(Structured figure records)
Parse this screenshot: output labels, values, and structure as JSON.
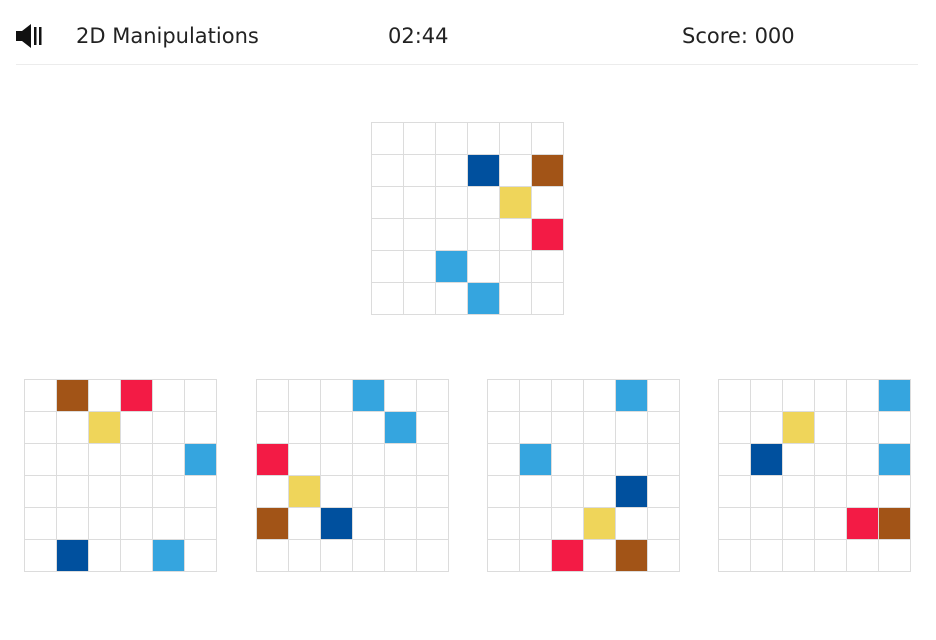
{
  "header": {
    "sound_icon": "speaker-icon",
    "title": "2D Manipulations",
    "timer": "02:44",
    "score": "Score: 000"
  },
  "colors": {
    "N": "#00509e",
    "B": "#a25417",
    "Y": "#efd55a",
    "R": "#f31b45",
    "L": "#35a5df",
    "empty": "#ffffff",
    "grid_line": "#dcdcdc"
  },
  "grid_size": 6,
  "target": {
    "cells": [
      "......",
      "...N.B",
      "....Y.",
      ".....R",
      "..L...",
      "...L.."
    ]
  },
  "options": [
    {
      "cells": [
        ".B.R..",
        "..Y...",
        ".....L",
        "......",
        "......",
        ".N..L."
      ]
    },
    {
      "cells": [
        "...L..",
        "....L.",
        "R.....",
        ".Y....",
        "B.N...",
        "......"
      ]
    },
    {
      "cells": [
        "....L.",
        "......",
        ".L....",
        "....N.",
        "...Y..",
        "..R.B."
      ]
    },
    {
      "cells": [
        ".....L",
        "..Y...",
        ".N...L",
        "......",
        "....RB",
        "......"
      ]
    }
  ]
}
--
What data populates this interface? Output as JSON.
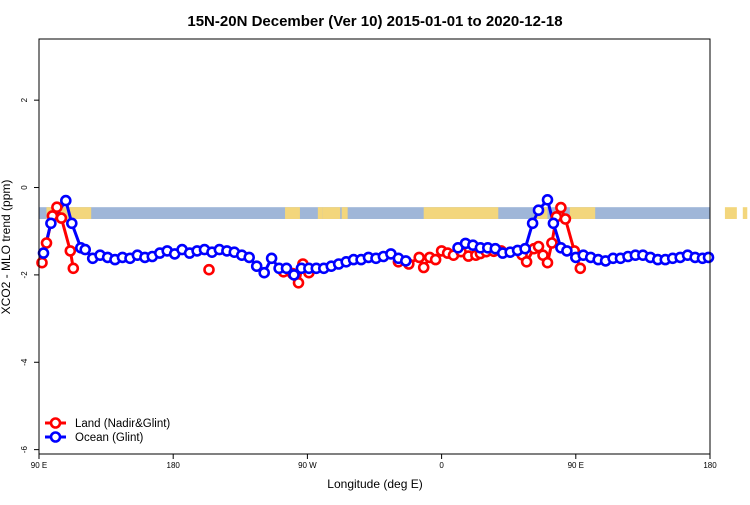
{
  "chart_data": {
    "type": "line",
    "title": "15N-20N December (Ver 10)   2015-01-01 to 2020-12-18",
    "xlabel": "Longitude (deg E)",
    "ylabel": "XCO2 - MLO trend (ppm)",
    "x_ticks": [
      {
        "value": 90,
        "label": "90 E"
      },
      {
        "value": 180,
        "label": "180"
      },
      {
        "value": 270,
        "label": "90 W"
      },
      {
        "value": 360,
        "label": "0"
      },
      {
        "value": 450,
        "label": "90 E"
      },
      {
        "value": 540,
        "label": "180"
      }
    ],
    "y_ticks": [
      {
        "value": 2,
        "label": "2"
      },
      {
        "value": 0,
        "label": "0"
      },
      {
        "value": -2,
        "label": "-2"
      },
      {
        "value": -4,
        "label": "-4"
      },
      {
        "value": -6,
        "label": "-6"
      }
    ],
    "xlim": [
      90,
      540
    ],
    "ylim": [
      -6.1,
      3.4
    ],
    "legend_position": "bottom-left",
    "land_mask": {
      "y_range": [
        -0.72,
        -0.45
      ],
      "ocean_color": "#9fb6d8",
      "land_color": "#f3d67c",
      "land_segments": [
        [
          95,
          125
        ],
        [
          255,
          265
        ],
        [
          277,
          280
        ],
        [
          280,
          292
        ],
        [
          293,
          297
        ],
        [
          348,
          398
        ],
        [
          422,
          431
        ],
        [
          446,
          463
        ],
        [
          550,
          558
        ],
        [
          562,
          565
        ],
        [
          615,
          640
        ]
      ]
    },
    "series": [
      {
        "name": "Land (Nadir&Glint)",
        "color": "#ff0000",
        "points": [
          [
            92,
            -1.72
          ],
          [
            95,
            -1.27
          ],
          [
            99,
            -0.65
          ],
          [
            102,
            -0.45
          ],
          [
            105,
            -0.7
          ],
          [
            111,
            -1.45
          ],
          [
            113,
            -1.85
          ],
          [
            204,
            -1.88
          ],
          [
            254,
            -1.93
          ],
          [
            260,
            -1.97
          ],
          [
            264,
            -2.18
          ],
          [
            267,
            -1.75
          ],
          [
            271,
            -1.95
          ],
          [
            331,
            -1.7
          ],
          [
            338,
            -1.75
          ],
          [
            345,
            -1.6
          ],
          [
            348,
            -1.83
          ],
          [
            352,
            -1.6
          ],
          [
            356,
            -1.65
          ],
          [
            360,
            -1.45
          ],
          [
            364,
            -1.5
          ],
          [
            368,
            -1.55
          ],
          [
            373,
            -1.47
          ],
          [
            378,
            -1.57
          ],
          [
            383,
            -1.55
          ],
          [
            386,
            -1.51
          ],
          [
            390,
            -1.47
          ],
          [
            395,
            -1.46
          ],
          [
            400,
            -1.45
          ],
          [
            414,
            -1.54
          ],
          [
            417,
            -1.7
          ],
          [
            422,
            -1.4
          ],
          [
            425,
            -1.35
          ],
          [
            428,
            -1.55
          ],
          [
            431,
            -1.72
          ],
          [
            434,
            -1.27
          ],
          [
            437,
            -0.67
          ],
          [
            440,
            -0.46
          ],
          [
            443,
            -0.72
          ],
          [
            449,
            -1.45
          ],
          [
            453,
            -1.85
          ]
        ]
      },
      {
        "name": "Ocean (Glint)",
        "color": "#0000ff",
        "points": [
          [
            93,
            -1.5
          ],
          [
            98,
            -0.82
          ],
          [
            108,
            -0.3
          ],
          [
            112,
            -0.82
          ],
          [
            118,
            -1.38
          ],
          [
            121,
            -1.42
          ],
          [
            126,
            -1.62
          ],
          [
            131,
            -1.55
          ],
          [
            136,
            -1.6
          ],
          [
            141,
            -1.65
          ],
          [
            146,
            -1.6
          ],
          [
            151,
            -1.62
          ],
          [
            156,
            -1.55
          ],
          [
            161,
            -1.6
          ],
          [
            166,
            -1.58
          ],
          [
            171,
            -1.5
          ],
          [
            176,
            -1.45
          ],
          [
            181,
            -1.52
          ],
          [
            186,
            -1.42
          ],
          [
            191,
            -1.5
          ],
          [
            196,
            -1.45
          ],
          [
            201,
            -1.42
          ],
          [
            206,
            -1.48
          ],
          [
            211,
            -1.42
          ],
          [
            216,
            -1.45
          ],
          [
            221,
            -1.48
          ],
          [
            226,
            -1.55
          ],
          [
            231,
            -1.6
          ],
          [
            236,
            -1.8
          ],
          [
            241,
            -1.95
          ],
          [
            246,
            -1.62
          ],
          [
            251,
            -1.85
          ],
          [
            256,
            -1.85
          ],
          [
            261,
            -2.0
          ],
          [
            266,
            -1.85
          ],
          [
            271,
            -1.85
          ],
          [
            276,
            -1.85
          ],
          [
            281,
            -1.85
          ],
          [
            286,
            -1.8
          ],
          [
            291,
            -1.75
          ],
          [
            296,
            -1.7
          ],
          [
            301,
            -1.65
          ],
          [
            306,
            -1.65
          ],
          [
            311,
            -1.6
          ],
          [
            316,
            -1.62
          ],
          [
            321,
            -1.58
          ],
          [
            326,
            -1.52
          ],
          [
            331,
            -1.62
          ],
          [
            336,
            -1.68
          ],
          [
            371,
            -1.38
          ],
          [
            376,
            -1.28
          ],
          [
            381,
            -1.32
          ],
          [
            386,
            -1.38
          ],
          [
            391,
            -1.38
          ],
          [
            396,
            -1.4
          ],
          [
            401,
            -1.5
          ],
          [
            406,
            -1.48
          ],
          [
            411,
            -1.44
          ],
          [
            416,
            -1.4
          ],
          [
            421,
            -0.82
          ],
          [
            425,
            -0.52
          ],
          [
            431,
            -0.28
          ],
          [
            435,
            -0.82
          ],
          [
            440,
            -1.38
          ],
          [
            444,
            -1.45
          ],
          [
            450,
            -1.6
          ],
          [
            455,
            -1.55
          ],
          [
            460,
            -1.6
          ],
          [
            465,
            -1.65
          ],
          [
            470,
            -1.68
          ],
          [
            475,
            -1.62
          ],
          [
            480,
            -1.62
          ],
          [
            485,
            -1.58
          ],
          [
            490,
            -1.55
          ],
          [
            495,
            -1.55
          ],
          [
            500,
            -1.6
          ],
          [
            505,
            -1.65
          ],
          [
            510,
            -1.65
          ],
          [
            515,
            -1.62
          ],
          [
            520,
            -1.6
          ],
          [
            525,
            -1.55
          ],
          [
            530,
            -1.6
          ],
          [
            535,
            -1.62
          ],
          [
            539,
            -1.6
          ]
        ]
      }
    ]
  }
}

## GIVEN REQUEST
Report the number of lines in the entries above that include the string "Glint". Give nothing but the number.

## TASK RESULT
2